━━ EXCERPTED RECORDS ━━
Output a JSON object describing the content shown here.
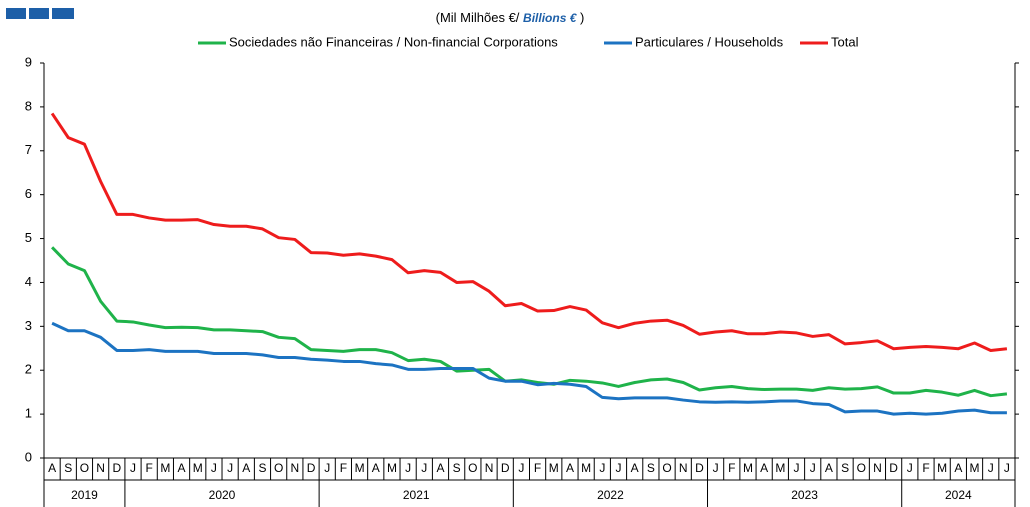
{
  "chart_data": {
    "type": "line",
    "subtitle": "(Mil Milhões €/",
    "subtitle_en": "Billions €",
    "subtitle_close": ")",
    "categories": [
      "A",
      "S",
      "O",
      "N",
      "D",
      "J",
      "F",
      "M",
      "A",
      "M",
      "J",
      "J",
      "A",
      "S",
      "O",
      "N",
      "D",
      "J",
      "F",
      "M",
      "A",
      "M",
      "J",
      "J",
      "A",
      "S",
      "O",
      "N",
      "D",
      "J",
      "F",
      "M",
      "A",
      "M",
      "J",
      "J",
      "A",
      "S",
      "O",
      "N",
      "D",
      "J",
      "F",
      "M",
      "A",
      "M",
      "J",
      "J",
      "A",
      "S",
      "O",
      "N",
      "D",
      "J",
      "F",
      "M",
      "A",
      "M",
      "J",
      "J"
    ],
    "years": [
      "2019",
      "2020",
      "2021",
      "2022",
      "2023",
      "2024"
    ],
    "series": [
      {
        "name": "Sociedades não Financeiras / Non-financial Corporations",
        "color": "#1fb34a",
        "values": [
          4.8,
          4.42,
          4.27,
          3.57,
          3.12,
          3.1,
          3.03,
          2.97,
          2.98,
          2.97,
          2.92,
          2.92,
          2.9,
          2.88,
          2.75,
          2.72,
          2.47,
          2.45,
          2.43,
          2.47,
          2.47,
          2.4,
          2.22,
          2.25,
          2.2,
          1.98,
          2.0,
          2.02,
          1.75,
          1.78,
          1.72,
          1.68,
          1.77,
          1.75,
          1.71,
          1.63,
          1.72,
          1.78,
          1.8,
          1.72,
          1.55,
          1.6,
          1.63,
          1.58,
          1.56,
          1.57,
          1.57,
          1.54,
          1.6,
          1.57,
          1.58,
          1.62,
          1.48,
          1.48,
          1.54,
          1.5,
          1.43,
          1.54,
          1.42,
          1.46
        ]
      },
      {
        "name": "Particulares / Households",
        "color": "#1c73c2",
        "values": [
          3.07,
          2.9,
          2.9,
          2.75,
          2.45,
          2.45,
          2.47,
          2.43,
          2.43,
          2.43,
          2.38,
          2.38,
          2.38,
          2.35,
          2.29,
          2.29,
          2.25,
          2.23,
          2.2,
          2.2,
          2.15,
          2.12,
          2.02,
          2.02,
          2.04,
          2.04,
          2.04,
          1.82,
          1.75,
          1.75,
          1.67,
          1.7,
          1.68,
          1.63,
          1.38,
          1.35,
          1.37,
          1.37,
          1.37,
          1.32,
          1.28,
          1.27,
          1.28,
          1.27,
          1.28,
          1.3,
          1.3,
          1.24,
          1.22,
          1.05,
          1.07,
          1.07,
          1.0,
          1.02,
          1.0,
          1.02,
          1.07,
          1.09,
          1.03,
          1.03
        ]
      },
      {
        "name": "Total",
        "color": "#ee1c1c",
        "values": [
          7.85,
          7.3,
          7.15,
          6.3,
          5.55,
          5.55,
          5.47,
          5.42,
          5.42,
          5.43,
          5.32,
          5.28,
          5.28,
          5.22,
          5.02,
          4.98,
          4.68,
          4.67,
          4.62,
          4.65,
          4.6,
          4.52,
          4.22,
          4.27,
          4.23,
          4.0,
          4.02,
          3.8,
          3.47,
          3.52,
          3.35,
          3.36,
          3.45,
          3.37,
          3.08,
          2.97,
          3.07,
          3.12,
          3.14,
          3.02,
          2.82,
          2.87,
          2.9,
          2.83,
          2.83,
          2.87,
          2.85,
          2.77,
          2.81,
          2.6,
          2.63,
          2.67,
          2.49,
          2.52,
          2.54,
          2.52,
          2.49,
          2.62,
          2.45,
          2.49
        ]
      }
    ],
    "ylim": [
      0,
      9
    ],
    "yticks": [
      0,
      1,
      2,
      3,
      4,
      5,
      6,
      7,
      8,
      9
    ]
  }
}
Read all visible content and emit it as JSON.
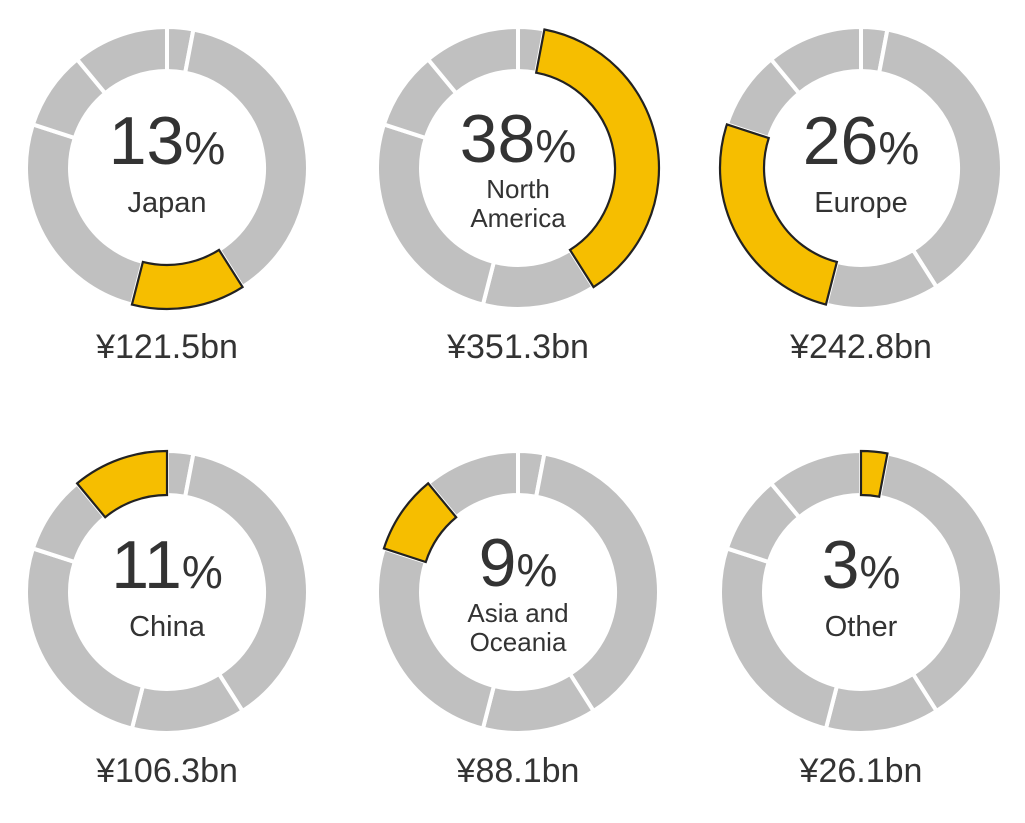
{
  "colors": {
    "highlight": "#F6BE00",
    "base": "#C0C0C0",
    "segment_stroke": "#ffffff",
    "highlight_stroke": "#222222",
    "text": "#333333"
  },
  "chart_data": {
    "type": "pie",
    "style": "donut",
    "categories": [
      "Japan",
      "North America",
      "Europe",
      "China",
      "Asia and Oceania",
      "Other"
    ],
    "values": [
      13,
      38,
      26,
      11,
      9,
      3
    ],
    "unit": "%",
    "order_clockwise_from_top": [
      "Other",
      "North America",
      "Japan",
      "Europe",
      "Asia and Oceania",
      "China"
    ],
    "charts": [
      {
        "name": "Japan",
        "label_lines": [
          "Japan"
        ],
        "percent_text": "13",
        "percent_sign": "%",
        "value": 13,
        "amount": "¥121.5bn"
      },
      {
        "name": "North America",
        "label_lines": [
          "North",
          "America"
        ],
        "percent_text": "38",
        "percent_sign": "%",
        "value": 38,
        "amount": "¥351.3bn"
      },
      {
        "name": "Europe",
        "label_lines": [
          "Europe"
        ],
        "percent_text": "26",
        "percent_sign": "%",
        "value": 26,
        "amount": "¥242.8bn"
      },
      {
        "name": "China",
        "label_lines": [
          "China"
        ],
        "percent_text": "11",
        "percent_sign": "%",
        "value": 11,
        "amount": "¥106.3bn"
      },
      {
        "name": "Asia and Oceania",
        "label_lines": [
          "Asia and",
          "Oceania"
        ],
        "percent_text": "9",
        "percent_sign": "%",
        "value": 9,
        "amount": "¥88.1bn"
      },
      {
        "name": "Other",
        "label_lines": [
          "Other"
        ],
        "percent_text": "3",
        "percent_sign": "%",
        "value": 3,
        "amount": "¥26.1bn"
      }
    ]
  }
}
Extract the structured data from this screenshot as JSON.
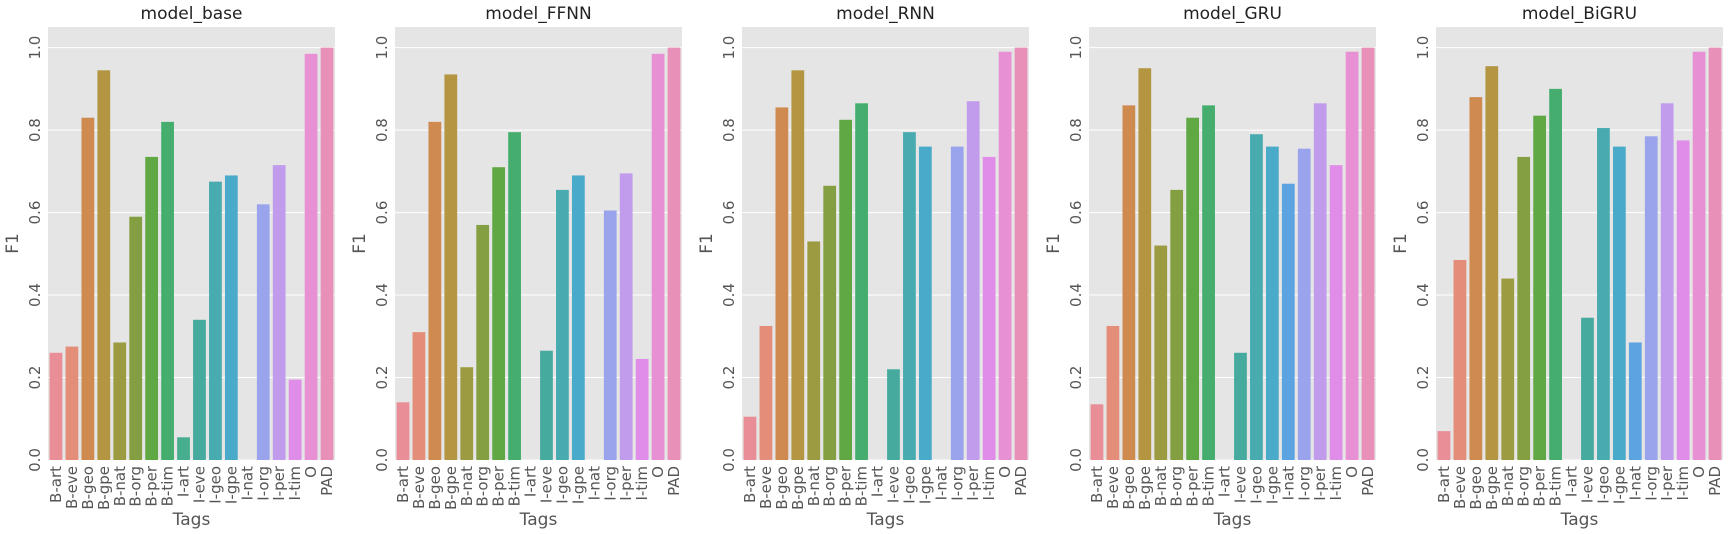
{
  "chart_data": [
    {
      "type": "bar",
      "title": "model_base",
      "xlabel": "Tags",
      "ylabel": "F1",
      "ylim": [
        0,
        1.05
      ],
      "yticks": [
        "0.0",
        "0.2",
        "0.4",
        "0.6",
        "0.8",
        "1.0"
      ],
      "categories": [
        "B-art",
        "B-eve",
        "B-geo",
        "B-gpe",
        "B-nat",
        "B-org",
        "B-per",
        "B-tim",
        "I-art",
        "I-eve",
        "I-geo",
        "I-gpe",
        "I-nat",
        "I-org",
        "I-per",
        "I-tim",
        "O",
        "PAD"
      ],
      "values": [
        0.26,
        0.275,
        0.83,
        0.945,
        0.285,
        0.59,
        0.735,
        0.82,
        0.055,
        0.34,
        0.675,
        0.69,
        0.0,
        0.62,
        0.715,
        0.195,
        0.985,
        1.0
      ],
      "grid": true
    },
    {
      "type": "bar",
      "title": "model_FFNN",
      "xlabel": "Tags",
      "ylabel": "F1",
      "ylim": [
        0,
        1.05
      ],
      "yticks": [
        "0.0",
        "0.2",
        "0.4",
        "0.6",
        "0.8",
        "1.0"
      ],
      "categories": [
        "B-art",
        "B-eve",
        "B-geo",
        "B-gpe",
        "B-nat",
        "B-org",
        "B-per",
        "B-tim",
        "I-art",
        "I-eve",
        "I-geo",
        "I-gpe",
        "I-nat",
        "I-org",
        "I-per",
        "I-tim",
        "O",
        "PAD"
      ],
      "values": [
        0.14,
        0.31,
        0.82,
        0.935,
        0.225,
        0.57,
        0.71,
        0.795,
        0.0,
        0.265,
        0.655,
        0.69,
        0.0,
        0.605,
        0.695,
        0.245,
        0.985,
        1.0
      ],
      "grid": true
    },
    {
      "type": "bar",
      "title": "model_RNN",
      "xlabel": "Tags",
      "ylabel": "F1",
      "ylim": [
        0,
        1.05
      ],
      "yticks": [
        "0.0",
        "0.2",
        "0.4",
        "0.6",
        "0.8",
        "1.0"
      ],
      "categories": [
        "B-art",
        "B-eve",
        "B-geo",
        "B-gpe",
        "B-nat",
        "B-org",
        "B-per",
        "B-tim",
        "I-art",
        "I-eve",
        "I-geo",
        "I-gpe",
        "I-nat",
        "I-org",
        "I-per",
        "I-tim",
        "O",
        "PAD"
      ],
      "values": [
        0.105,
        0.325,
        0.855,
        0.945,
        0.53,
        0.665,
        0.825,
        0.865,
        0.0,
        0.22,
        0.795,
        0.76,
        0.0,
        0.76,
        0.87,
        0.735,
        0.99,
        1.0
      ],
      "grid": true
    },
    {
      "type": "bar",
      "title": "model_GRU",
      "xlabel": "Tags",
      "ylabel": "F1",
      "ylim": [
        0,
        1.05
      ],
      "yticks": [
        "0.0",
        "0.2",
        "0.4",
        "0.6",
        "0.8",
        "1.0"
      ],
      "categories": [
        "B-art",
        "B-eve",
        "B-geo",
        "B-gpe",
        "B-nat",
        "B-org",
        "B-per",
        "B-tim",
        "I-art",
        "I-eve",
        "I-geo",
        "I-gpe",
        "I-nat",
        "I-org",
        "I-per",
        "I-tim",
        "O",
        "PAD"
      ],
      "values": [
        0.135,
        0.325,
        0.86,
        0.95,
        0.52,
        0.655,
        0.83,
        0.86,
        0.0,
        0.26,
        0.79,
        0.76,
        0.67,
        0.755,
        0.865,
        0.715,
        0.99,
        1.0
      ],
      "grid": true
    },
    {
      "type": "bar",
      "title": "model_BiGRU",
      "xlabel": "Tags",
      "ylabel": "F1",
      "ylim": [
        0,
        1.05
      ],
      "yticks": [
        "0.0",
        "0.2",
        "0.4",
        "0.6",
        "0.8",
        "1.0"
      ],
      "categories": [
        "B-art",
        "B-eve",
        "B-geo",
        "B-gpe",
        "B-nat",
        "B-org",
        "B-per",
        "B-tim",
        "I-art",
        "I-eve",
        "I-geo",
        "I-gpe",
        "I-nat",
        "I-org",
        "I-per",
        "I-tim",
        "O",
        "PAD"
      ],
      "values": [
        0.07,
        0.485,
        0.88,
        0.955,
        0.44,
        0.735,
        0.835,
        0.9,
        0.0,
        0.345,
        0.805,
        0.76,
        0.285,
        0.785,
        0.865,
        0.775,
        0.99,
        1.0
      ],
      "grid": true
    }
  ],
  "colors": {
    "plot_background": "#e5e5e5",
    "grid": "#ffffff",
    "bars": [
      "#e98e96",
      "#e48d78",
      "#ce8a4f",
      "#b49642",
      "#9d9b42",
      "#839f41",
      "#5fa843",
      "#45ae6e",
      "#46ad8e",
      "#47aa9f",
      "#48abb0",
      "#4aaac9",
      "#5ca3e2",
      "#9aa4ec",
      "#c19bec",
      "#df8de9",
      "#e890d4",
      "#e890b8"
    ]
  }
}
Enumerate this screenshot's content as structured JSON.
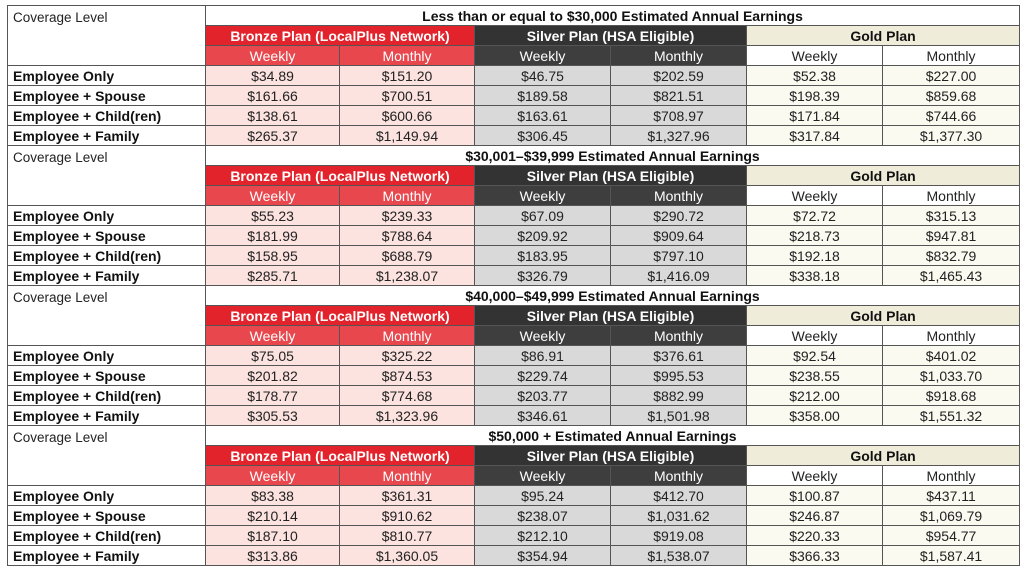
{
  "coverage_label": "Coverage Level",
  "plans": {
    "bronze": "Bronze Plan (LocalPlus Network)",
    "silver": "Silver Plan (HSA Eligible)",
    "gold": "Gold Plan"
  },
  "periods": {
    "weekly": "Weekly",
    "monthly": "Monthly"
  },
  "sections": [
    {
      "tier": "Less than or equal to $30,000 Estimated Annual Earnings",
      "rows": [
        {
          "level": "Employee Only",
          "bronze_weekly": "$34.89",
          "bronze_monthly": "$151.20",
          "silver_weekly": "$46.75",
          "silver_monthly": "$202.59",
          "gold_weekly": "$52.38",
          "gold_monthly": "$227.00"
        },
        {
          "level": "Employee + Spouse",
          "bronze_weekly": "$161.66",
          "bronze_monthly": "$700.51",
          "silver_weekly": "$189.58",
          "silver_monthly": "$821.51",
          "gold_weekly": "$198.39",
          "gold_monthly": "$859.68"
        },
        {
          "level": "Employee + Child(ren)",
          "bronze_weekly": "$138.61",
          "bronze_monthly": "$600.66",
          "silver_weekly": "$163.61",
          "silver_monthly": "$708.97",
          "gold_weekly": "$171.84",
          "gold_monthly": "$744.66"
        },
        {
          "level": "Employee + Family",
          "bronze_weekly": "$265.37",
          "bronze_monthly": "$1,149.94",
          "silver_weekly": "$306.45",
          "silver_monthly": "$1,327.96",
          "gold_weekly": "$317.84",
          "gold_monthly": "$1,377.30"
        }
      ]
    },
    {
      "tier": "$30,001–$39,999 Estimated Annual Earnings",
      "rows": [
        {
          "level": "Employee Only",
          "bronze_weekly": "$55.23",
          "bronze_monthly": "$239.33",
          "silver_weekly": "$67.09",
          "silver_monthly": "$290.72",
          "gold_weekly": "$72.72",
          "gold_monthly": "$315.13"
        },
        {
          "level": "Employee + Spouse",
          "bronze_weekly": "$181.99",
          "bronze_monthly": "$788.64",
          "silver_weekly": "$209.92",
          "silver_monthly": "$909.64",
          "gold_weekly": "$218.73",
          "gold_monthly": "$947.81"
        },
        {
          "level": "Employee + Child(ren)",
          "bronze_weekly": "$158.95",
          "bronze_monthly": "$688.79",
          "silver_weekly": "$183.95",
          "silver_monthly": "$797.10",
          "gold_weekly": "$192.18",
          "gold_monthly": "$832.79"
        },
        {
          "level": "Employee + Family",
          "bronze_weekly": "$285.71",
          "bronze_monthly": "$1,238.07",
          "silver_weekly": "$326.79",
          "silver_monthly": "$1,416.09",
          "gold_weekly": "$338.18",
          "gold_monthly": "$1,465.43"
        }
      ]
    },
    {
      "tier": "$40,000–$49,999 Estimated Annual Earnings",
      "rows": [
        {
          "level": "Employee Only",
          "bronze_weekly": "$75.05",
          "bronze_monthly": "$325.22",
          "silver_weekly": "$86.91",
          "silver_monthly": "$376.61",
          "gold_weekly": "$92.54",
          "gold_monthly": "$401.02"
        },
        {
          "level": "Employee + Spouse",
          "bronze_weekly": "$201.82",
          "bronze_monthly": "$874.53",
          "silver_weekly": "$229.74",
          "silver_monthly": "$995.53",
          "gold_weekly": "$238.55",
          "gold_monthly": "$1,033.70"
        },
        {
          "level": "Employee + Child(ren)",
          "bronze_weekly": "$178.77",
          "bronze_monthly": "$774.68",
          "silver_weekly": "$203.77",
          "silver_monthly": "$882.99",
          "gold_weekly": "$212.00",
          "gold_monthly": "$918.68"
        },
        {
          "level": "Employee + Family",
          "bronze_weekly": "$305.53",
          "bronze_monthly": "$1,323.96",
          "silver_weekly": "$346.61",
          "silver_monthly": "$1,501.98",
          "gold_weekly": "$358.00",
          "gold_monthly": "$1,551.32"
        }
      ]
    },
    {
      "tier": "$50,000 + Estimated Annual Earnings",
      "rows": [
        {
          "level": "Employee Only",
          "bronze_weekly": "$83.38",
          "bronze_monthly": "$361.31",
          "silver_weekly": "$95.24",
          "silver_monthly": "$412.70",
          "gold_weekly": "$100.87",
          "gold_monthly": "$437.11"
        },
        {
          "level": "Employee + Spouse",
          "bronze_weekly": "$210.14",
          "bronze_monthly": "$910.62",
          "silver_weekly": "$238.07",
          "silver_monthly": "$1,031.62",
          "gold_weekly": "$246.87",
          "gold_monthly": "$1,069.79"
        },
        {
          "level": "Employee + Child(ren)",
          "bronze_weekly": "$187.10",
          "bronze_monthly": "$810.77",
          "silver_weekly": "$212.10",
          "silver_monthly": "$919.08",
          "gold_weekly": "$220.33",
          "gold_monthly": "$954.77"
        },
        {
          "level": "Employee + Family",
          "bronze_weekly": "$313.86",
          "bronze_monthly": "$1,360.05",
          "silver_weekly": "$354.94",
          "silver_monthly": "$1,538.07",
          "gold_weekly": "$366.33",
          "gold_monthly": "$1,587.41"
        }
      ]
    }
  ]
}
━━━
AIM OF THE TASK: Within the material above, find the lines that contain the word "structured"; copy them.

EXERCISE ANSWER:
Extract the structured data from this screenshot as JSON.
Enumerate this screenshot's content as structured JSON.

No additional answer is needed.